Government officials hailed the New Jersey Economic Opportunity Act of 2013 as "a game-changer" at a regional economic summit Friday.

Government officials hailed the New Jersey Economic Opportunity Act of 2013 as "a game-changer" at a regional economic summit Friday.

"This is the most influential piece of legislation ever to impact South Jersey," Camden County Freeholder Director Louis Cappelli Jr. told about 300 business leaders, bankers, academics, entrepreneurs, and others at the Westin Hotel & Conference Center in Mount Laurel. "You should all get to know it."

Cappelli spoke at the eighth annual Tri-County Economic Development Summit, which gives an update on the region's economic health.

Gov. Christie signed the measure, which many say will help level the economic playing field between the southern and northern parts of the state, into law Sept. 18. It provides, among other things, $175 million for economic development projects in Camden and $600 million for qualified residential projects statewide, and allows companies to pursue tax credits to create jobs.

"This bill finally puts Southern New Jersey on more equal footing with the rest of the state and Philadelphia," State Sen. Donald Norcross (D., Camden) said at Friday's event, sponsored jointly by Burlington, Camden and Gloucester Counties. "Our economic incentive packages were designed for the state as a whole, but the northern end with New York is a very different climate than the southern end with Philadelphia."

He said Philadelphia, by offering a 10-year real estate tax abatement to developers and homeowners, gave itself an advantage over South Jersey in spurring housing development and rehabilitation, while Keystone Opportunity Zones - commercial or industrial areas with greatly reduced or eliminated tax burdens for property owners, residents, and businesses throughout Pennsylvania - gave that state a tool to attract larger-scale developments.

"We have projects on a smaller scale here," Norcross said. "It was clear that incentives in New Jersey had not been working for the southern half."

(WORK TO COMPLETE)
1. In the article on the New Jersey Economic Opportunity Act of 2013, on what date did Gov. Christie sign the measure into law?
2. Please proceed with the article on the New Jersey Economic Opportunity Act, picking up after its final sentence.

Data excerpted from a collection:
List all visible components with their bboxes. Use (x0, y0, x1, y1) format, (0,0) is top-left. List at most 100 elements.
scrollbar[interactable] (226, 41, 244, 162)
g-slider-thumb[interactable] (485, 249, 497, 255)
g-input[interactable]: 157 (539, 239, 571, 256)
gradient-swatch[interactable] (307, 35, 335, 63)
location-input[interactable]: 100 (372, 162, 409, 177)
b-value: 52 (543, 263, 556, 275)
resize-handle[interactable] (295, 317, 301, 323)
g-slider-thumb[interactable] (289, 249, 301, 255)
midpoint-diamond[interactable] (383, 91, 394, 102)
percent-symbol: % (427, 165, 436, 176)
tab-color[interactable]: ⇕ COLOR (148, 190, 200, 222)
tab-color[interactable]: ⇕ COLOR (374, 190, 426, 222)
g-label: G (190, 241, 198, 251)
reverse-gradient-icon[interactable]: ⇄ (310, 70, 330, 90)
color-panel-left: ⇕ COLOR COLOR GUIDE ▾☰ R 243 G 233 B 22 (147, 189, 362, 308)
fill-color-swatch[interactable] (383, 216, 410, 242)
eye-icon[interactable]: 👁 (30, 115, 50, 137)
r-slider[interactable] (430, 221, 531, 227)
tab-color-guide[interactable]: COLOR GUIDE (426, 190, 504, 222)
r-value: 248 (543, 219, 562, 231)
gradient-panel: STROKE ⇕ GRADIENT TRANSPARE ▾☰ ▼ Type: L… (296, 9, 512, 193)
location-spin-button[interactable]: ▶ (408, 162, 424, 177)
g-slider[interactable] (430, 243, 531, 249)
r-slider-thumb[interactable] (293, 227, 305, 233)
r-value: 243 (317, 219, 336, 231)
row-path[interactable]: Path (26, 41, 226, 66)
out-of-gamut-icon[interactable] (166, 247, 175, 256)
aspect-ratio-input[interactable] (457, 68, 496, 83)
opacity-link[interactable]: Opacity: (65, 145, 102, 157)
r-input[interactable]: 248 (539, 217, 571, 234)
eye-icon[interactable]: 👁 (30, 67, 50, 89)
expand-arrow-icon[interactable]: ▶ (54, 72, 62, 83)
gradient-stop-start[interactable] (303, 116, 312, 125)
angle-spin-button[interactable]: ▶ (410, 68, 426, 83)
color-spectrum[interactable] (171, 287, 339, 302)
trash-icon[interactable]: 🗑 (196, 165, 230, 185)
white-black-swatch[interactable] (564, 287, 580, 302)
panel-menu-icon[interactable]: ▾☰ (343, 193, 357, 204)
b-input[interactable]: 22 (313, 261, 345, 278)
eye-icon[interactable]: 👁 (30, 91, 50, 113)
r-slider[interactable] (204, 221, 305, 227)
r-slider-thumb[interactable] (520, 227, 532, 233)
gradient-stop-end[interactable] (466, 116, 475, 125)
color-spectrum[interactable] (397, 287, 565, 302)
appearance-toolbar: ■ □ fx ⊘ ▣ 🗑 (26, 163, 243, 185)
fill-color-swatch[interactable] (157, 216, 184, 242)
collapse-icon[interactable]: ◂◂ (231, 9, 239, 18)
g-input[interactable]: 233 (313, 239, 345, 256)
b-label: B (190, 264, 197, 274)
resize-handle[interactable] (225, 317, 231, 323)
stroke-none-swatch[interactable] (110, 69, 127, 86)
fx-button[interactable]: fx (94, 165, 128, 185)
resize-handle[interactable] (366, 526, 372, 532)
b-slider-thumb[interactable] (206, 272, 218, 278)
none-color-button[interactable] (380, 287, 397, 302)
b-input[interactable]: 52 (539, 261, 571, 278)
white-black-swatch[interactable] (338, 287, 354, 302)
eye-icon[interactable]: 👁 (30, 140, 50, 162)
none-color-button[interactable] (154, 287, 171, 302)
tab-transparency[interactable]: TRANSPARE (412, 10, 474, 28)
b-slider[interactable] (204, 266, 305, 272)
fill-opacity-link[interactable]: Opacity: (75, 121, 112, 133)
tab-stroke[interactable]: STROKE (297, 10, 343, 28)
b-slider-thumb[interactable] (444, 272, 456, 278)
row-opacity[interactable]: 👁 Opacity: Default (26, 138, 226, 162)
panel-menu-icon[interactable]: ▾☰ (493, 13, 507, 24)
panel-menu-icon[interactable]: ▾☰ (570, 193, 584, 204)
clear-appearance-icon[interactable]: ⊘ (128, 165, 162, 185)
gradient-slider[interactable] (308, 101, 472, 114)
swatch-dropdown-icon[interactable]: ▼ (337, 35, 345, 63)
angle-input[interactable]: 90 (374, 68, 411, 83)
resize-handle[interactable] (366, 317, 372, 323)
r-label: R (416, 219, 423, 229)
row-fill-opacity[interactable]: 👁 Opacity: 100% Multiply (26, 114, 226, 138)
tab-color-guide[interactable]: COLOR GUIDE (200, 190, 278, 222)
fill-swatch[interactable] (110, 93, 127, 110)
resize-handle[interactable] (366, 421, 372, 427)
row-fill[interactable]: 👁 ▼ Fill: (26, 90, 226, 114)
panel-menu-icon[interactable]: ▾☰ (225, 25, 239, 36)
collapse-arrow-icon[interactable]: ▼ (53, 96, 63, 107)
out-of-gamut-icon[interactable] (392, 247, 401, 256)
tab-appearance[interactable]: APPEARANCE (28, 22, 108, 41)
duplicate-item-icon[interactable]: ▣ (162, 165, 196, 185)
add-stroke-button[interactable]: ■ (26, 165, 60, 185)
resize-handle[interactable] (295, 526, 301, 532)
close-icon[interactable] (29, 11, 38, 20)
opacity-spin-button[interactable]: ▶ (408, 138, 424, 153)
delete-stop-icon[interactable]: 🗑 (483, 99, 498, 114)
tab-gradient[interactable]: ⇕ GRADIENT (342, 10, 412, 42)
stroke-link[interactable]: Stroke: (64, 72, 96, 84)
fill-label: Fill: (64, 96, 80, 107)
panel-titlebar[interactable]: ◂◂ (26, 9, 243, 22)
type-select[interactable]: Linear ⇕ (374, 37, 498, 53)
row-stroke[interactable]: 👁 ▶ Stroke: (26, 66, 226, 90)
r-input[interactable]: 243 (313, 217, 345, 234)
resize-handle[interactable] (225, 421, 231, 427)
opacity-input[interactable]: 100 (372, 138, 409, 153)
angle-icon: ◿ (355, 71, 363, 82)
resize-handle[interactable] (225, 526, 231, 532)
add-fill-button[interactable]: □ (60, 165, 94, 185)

(FINAL ANSWERS)
1. Sept. 18.

2.
Norcross said the new formula created a tiered system based on regional population and business growth potential to generate more balanced development across the state.

The new law, he said, involved more than a year of discussions with South Jersey stakeholders. The act streamlined the state's economic development incentive programs into two categories: GrowNJ, which will be the state's main job-creation incentive program, and the Economic Redevelopment and Growth Program (ERG), now its sole incentive program for developers.

Both programs have been extended until July 1, 2019. Supporters say the reorganization makes it easier for small and medium-size businesses to take advantage of them.

A key component of the act is that it gives struggling urban areas a boost. It encourages development and private sector job growth in "Garden State Growth Zones," identified as the state's four cities with the lowest median family income: Camden, Trenton, Passaic, and Paterson.

"I predict we will look back 10 or 15 years from now and say this [Economic Opportunity Act] was the game-changer that created economic growth in South Jersey," Cappelli said. "The tax credits available for developers who invest and create jobs will allow those developers to build at a very low net cost. It allows tenants to lease at a very low number, so this will have a significant impact."